_Passage to read:_
-- Begin --
A recent email from a YWCA leader in Lebanon said, “Today, one of the first bombs was 100 meters away from our YWCA office, and we were all there, the hostel residents and the building staff.”

This chaos is a weight that will not change for a long time. As always, such weight is heaviest for women and is carried the longest by women.

They are in overcrowded shelters, informal housing, arrangements no one would call safe. What is left is the work of keeping children alive, of managing trauma without help, of surviving conditions so reduced that the word “life” barely applies anymore. For adolescent girls, it gets worse – harassment, exploitation, violence that thrives exactly when the structures meant to prevent it disappear.

Mona Khauli, National Executive Director of YWCA Lebanon, asks, “How many times must our country pay for the insane actions of leaders who are steering world politics?” Indeed, power structures – often a very small handful of people – devastate entire communities and generations. 

YWCA leaders have borne witness to this for centuries. In theory, so has the international community. 

Yet, the international community keeps performing the same strange ritual: expressing concern while supplying the means. Governments arm, fund, and provide political cover for this. They hand someone a match and then share platitudes of heartbreak about the fire.
-- End --
_Supplied data:_
-- Begin --
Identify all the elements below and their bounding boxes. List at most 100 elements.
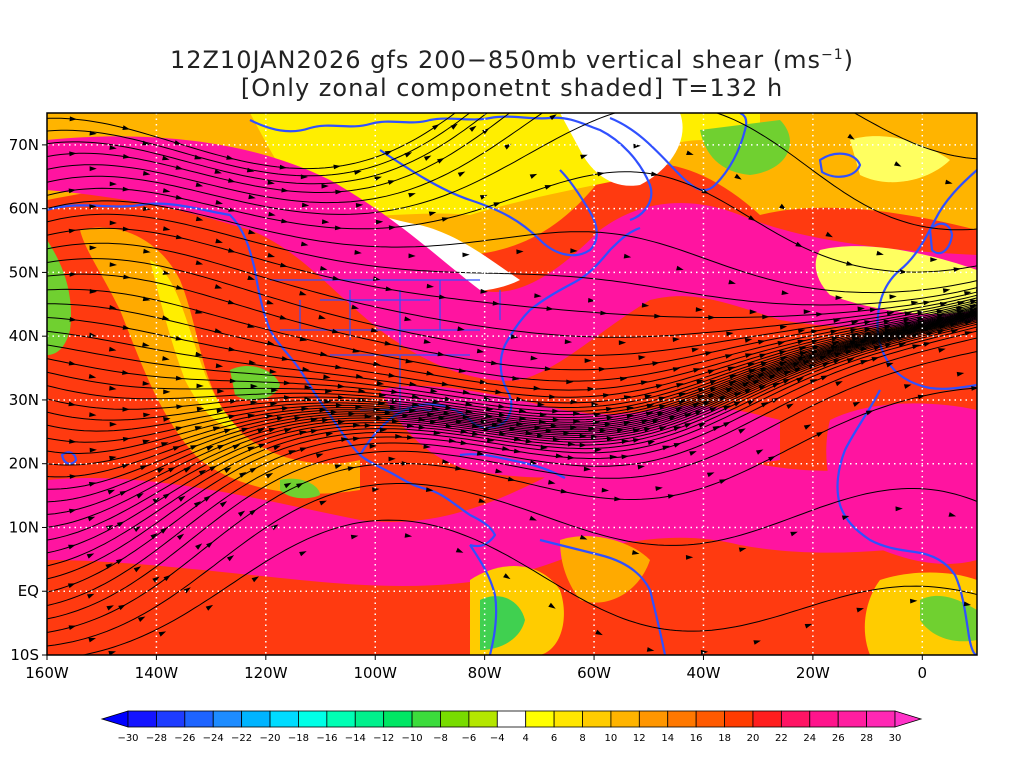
-- End --
_Task instructions:_
a. Below the material, copy the part of the passage on YWCA Lebanon starting at "Mona Khauli, National" and ending at "the international community.".
b. Sum up the passage on YWCA Lebanon in two sentences.
c. Continue the passage on YWCA Lebanon from the point where it stops.

_Set of answers:_
a.
Mona Khauli, National Executive Director of YWCA Lebanon, asks, “How many times must our country pay for the insane actions of leaders who are steering world politics?” Indeed, power structures – often a very small handful of people – devastate entire communities and generations. 

YWCA leaders have borne witness to this for centuries. In theory, so has the international community.

b. An email from a YWCA leader in Lebanon reported a bomb landing 100 meters from the YWCA office while hostel residents and staff were inside, and the passage says this chaos weighs heaviest and longest on women, who are left in unsafe, overcrowded shelters while adolescent girls face harassment, exploitation and violence. Quoting Mona Khauli of YWCA Lebanon, it blames a small handful of powerful people for devastating whole communities and accuses governments of voicing concern while arming, funding and shielding the violence.

c.
YWCA Lebanon and World YWCA call for adherence to the announced ceasefire, not select adherence or a subjective interpretation, but immediate, and then sustained ceasefire: 

  • We call for the protection of civilians and civilian infrastructure. This is not a radical demand; it is what international humanitarian law already requires. 
  • We call for adequate, accessible humanitarian access. This includes reproductive healthcare, mental health services, and support for survivors of gender-based violence. 
  • We call for an end to forced displacement and the varied manifestations of collective punishment. 
  • We call for an end to the Israeli occupation of south Lebanon and safeguarding of Lebanon’s sovereignty over its land and resources. 
  • And we call for full accountability. For those who did this, and for those who made it possible – in court and within the systems of justice. Words are not enough from people who pull the levers in a power structure. 

For more than 160 years, the global YWCA movement has defended human rights, rejected violence, and acted toward just peace. At the 30th World YWCA Council in November 2023, the highest decision-making body of the global YWCA movement, adopted a resolution to promote human rights and support the Middle East region’s movements work towards sustainability.

We ask you to demand dignity, justice, and accountability for all, not just some people.